[Stored data]
■ ■ ■

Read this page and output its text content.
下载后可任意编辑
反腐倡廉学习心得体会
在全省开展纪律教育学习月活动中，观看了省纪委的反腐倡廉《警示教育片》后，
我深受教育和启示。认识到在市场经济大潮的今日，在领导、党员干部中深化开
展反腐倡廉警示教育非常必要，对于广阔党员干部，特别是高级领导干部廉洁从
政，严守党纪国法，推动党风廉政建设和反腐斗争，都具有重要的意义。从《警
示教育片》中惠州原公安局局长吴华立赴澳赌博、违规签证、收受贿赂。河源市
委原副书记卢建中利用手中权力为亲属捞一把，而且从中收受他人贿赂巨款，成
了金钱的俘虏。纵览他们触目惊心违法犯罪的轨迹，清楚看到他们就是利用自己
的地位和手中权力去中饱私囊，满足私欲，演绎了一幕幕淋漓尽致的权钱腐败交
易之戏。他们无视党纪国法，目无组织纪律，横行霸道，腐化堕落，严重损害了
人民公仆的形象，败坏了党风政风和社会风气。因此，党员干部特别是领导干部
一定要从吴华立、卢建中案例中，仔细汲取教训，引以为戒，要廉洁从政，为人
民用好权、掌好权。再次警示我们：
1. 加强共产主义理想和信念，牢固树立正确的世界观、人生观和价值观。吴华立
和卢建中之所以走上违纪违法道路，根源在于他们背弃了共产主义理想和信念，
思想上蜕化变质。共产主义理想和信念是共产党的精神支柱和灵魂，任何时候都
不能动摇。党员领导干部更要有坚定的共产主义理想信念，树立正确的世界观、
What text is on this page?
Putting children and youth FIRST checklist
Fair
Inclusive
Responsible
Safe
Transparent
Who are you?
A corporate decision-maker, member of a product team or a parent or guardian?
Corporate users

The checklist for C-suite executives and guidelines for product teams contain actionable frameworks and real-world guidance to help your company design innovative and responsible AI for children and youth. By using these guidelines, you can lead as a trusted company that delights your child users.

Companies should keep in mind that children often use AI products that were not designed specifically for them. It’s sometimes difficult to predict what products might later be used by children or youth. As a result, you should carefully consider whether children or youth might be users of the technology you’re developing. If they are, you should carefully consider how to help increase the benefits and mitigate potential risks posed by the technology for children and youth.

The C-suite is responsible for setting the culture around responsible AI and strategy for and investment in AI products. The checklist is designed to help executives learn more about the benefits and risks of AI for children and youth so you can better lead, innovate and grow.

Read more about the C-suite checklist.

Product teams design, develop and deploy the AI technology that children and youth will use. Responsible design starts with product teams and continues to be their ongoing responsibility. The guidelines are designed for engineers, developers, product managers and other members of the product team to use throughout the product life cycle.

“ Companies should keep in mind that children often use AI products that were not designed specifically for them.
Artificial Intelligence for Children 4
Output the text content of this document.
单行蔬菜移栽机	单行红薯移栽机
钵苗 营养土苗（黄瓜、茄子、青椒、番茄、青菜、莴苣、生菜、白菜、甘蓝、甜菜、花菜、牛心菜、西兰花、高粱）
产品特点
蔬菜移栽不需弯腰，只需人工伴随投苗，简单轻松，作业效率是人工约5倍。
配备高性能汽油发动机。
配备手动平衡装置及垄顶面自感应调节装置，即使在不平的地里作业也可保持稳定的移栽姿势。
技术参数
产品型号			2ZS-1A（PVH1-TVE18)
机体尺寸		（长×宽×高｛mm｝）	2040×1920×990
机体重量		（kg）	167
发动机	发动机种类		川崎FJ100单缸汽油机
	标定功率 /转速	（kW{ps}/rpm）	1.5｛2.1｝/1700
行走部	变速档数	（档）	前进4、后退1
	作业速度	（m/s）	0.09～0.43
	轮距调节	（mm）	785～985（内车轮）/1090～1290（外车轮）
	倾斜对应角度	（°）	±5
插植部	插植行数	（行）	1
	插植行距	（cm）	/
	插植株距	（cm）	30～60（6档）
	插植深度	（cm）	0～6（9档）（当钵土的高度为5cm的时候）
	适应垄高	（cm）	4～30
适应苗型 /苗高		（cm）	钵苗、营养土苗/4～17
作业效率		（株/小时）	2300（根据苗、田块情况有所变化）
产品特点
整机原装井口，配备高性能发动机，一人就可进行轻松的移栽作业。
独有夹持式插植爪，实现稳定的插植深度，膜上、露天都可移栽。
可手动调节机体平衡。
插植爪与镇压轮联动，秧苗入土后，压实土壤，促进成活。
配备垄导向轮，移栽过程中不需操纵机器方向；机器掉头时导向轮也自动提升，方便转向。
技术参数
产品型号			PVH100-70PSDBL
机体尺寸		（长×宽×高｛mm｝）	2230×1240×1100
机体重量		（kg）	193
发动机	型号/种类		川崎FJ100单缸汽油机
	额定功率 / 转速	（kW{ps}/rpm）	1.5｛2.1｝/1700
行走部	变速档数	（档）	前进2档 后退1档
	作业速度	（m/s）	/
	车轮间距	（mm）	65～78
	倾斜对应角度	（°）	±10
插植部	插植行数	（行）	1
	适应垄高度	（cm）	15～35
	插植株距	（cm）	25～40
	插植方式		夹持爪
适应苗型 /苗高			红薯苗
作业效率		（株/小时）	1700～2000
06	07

■ ■ ■

§ **Exercise instructions**
Output the full listing without altering anything.

§ **Solution to the exercise**
Read this page and output its text content.
下载后可任意编辑
反腐倡廉学习心得体会
在全省开展纪律教育学习月活动中，观看了省纪委的反腐倡廉《警示教育片》后，
我深受教育和启示。认识到在市场经济大潮的今日，在领导、党员干部中深化开
展反腐倡廉警示教育非常必要，对于广阔党员干部，特别是高级领导干部廉洁从
政，严守党纪国法，推动党风廉政建设和反腐斗争，都具有重要的意义。从《警
示教育片》中惠州原公安局局长吴华立赴澳赌博、违规签证、收受贿赂。河源市
委原副书记卢建中利用手中权力为亲属捞一把，而且从中收受他人贿赂巨款，成
了金钱的俘虏。纵览他们触目惊心违法犯罪的轨迹，清楚看到他们就是利用自己
的地位和手中权力去中饱私囊，满足私欲，演绎了一幕幕淋漓尽致的权钱腐败交
易之戏。他们无视党纪国法，目无组织纪律，横行霸道，腐化堕落，严重损害了
人民公仆的形象，败坏了党风政风和社会风气。因此，党员干部特别是领导干部
一定要从吴华立、卢建中案例中，仔细汲取教训，引以为戒，要廉洁从政，为人
民用好权、掌好权。再次警示我们：
1. 加强共产主义理想和信念，牢固树立正确的世界观、人生观和价值观。吴华立
和卢建中之所以走上违纪违法道路，根源在于他们背弃了共产主义理想和信念，
思想上蜕化变质。共产主义理想和信念是共产党的精神支柱和灵魂，任何时候都
不能动摇。党员领导干部更要有坚定的共产主义理想信念，树立正确的世界观、
What text is on this page?
Putting children and youth FIRST checklist
Fair
Inclusive
Responsible
Safe
Transparent
Who are you?
A corporate decision-maker, member of a product team or a parent or guardian?
Corporate users

The checklist for C-suite executives and guidelines for product teams contain actionable frameworks and real-world guidance to help your company design innovative and responsible AI for children and youth. By using these guidelines, you can lead as a trusted company that delights your child users.

Companies should keep in mind that children often use AI products that were not designed specifically for them. It’s sometimes difficult to predict what products might later be used by children or youth. As a result, you should carefully consider whether children or youth might be users of the technology you’re developing. If they are, you should carefully consider how to help increase the benefits and mitigate potential risks posed by the technology for children and youth.

The C-suite is responsible for setting the culture around responsible AI and strategy for and investment in AI products. The checklist is designed to help executives learn more about the benefits and risks of AI for children and youth so you can better lead, innovate and grow.

Read more about the C-suite checklist.

Product teams design, develop and deploy the AI technology that children and youth will use. Responsible design starts with product teams and continues to be their ongoing responsibility. The guidelines are designed for engineers, developers, product managers and other members of the product team to use throughout the product life cycle.

“ Companies should keep in mind that children often use AI products that were not designed specifically for them.
Artificial Intelligence for Children 4
Output the text content of this document.
单行蔬菜移栽机	单行红薯移栽机
钵苗 营养土苗（黄瓜、茄子、青椒、番茄、青菜、莴苣、生菜、白菜、甘蓝、甜菜、花菜、牛心菜、西兰花、高粱）
产品特点
蔬菜移栽不需弯腰，只需人工伴随投苗，简单轻松，作业效率是人工约5倍。
配备高性能汽油发动机。
配备手动平衡装置及垄顶面自感应调节装置，即使在不平的地里作业也可保持稳定的移栽姿势。
技术参数
产品型号			2ZS-1A（PVH1-TVE18)
机体尺寸		（长×宽×高｛mm｝）	2040×1920×990
机体重量		（kg）	167
发动机	发动机种类		川崎FJ100单缸汽油机
	标定功率 /转速	（kW{ps}/rpm）	1.5｛2.1｝/1700
行走部	变速档数	（档）	前进4、后退1
	作业速度	（m/s）	0.09～0.43
	轮距调节	（mm）	785～985（内车轮）/1090～1290（外车轮）
	倾斜对应角度	（°）	±5
插植部	插植行数	（行）	1
	插植行距	（cm）	/
	插植株距	（cm）	30～60（6档）
	插植深度	（cm）	0～6（9档）（当钵土的高度为5cm的时候）
	适应垄高	（cm）	4～30
适应苗型 /苗高		（cm）	钵苗、营养土苗/4～17
作业效率		（株/小时）	2300（根据苗、田块情况有所变化）
产品特点
整机原装井口，配备高性能发动机，一人就可进行轻松的移栽作业。
独有夹持式插植爪，实现稳定的插植深度，膜上、露天都可移栽。
可手动调节机体平衡。
插植爪与镇压轮联动，秧苗入土后，压实土壤，促进成活。
配备垄导向轮，移栽过程中不需操纵机器方向；机器掉头时导向轮也自动提升，方便转向。
技术参数
产品型号			PVH100-70PSDBL
机体尺寸		（长×宽×高｛mm｝）	2230×1240×1100
机体重量		（kg）	193
发动机	型号/种类		川崎FJ100单缸汽油机
	额定功率 / 转速	（kW{ps}/rpm）	1.5｛2.1｝/1700
行走部	变速档数	（档）	前进2档 后退1档
	作业速度	（m/s）	/
	车轮间距	（mm）	65～78
	倾斜对应角度	（°）	±10
插植部	插植行数	（行）	1
	适应垄高度	（cm）	15～35
	插植株距	（cm）	25～40
	插植方式		夹持爪
适应苗型 /苗高			红薯苗
作业效率		（株/小时）	1700～2000
06	07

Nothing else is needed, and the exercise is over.